■ **Your goal**:
For this exercise, copy out each line of the material below that includes "заботясь".

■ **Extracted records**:
* * * *

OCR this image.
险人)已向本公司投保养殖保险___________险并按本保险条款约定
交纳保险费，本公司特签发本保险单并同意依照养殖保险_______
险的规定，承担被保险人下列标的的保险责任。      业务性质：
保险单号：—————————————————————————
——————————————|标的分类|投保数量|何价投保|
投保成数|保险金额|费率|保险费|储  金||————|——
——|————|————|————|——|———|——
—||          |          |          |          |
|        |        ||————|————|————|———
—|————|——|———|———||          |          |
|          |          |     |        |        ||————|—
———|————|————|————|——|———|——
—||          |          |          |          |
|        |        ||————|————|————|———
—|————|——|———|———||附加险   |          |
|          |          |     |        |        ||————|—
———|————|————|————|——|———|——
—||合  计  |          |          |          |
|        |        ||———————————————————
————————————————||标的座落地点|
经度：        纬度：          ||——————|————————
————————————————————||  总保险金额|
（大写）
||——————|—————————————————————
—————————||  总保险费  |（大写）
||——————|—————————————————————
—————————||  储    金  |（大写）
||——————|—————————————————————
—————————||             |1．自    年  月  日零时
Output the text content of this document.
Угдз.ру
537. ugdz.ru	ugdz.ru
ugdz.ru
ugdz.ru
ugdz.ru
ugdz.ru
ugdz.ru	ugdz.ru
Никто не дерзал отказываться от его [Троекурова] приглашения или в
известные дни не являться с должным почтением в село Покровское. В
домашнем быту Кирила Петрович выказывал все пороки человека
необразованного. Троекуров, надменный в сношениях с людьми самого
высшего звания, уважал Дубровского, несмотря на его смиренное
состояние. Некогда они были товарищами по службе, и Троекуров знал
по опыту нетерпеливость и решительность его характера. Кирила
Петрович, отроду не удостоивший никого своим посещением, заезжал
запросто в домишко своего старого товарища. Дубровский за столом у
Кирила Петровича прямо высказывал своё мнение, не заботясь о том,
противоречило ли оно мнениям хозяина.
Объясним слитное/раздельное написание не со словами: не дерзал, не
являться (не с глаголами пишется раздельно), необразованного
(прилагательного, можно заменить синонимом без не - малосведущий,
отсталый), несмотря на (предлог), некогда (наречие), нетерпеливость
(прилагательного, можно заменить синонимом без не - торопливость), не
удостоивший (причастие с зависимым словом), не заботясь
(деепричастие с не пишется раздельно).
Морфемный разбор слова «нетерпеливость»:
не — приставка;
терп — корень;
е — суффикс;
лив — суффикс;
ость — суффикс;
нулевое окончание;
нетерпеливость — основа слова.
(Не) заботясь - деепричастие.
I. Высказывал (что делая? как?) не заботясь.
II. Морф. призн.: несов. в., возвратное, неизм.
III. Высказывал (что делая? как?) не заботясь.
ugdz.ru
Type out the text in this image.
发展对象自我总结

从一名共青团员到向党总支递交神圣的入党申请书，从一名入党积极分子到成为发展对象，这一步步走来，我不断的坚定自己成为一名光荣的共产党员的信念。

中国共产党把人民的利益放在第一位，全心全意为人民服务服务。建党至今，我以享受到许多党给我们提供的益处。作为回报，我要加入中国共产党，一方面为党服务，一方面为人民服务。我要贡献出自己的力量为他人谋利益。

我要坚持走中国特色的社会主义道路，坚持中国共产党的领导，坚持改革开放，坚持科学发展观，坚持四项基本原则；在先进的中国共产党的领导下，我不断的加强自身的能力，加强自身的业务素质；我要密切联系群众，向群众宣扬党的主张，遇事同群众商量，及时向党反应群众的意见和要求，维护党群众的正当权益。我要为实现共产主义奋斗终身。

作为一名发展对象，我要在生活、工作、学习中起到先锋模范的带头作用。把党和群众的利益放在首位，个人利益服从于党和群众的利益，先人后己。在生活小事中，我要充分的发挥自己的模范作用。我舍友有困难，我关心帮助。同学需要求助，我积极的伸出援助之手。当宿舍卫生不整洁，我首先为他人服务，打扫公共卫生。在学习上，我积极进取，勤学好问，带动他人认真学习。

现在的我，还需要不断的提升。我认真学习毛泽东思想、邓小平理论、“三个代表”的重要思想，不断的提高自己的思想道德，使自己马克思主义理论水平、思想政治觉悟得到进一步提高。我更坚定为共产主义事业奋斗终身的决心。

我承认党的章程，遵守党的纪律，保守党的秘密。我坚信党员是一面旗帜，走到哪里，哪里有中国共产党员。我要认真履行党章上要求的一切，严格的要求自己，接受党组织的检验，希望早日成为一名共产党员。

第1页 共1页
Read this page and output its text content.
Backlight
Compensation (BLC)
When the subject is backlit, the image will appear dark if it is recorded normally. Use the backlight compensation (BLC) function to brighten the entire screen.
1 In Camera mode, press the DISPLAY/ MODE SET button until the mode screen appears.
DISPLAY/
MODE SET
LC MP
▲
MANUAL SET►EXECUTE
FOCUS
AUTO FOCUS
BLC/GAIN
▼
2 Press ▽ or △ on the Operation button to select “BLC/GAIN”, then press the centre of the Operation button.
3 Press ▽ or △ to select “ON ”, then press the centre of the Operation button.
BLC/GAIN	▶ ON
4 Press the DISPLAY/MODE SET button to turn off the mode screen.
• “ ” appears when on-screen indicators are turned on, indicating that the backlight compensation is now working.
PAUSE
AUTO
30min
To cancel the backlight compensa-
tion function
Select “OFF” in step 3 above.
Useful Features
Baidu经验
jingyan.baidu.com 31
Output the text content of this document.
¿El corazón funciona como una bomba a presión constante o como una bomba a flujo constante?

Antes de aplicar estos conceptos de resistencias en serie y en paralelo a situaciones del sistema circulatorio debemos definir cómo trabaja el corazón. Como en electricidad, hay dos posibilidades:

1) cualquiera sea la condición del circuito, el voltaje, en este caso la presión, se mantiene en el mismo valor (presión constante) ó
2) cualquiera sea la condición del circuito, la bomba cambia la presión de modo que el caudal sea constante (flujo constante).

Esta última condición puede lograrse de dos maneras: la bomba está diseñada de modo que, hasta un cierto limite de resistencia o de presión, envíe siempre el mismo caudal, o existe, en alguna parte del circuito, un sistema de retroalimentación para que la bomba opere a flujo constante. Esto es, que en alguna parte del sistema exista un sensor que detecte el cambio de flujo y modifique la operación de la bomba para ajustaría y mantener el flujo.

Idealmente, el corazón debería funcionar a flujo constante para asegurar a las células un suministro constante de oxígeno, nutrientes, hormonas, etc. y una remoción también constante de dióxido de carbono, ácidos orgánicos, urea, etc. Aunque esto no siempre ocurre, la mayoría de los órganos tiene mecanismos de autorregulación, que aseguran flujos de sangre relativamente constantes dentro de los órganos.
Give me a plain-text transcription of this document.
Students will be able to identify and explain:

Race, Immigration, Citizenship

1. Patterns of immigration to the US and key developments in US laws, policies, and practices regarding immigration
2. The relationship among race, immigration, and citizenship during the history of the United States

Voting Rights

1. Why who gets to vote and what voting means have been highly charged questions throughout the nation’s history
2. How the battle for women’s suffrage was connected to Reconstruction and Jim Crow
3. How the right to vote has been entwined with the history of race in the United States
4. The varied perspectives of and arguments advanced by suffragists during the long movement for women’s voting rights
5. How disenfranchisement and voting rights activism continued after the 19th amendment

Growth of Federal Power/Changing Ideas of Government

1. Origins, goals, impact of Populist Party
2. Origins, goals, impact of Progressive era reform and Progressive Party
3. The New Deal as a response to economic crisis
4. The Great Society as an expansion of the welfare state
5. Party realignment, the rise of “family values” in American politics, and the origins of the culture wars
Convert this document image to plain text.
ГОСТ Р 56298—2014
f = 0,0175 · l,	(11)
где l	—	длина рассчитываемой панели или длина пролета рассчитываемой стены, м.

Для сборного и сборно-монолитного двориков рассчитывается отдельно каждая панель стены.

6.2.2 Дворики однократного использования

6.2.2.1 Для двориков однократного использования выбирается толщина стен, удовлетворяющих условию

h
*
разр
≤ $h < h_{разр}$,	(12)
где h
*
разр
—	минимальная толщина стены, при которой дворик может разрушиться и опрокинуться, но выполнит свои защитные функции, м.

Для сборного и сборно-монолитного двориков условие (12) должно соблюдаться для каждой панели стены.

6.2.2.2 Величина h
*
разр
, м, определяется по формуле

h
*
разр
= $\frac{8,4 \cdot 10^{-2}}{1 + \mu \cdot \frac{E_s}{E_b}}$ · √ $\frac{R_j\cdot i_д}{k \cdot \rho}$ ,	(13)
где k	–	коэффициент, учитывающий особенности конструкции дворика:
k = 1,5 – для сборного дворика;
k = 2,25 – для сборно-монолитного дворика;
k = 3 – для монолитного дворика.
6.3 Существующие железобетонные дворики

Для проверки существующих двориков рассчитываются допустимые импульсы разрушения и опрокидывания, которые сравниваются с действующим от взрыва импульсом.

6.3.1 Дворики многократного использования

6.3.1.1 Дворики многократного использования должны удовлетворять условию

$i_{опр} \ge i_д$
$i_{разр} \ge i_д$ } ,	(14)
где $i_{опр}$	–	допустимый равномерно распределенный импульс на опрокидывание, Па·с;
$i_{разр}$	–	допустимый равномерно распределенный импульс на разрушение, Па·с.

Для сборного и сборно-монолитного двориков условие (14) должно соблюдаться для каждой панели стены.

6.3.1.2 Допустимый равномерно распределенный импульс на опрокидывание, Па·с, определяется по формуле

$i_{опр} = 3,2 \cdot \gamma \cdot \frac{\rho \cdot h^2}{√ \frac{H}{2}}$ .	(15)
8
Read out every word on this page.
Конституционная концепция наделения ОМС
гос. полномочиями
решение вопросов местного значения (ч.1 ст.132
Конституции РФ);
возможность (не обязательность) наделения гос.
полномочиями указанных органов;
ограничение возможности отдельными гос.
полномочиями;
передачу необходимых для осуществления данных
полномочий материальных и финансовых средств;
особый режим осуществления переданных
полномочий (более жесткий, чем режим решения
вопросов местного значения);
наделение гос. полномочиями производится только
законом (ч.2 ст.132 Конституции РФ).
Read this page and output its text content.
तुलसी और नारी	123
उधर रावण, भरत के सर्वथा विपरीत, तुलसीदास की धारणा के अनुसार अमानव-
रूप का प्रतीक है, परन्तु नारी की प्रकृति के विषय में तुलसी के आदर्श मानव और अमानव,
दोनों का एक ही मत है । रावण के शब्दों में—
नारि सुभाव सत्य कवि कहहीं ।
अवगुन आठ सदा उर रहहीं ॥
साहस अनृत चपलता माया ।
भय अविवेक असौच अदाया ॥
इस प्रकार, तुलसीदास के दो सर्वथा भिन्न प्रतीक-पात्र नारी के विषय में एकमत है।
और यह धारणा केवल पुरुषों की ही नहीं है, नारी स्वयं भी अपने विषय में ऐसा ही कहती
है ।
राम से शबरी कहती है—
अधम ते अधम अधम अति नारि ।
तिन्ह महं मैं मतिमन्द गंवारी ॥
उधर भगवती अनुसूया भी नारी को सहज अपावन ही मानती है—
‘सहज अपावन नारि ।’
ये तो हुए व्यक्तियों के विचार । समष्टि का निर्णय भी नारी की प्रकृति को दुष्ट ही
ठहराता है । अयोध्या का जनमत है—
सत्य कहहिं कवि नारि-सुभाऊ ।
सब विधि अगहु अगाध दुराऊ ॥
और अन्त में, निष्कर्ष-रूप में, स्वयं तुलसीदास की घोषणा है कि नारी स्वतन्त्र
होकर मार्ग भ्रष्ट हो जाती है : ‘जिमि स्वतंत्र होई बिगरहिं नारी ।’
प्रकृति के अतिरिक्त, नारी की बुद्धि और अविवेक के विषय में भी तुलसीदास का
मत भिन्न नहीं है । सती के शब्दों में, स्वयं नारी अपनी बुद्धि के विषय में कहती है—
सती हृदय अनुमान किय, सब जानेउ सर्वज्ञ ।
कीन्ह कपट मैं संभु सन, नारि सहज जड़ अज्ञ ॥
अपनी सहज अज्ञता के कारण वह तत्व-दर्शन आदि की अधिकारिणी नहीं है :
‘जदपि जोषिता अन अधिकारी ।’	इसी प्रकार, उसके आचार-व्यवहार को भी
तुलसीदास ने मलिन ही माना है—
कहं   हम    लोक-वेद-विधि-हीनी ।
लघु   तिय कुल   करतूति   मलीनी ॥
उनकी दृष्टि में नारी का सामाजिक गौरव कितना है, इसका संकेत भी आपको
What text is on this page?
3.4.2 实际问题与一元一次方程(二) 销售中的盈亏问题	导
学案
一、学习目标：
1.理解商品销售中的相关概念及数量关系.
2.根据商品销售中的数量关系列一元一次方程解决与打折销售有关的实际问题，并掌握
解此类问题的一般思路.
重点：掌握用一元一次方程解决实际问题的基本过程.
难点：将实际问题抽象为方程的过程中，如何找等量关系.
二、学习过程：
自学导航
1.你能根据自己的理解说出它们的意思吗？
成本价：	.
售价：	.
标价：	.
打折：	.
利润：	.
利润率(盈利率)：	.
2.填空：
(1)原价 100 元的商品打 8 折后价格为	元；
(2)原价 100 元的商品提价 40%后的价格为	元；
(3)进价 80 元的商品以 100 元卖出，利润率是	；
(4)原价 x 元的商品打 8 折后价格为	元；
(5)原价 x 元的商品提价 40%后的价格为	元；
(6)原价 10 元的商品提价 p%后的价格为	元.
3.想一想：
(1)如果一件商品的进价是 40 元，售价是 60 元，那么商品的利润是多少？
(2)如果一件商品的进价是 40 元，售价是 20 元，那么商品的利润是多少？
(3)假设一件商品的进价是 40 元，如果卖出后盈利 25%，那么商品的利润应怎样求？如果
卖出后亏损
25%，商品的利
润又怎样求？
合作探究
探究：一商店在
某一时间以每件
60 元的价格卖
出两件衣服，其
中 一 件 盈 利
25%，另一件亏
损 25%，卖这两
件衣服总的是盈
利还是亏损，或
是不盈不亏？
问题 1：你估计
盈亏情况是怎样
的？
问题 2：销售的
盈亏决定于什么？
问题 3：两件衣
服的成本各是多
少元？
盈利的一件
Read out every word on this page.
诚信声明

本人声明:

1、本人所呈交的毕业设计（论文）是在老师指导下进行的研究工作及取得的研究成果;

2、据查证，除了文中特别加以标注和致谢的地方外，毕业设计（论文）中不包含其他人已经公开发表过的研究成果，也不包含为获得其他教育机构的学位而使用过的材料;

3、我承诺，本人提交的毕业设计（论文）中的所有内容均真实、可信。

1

* * * *

■ **In response**:
Кирила Петровича прямо высказывал своё мнение, не заботясь о том,
удостоивший (причастие с зависимым словом), не заботясь
(Не) заботясь - деепричастие.
I. Высказывал (что делая? как?) не заботясь.
III. Высказывал (что делая? как?) не заботясь.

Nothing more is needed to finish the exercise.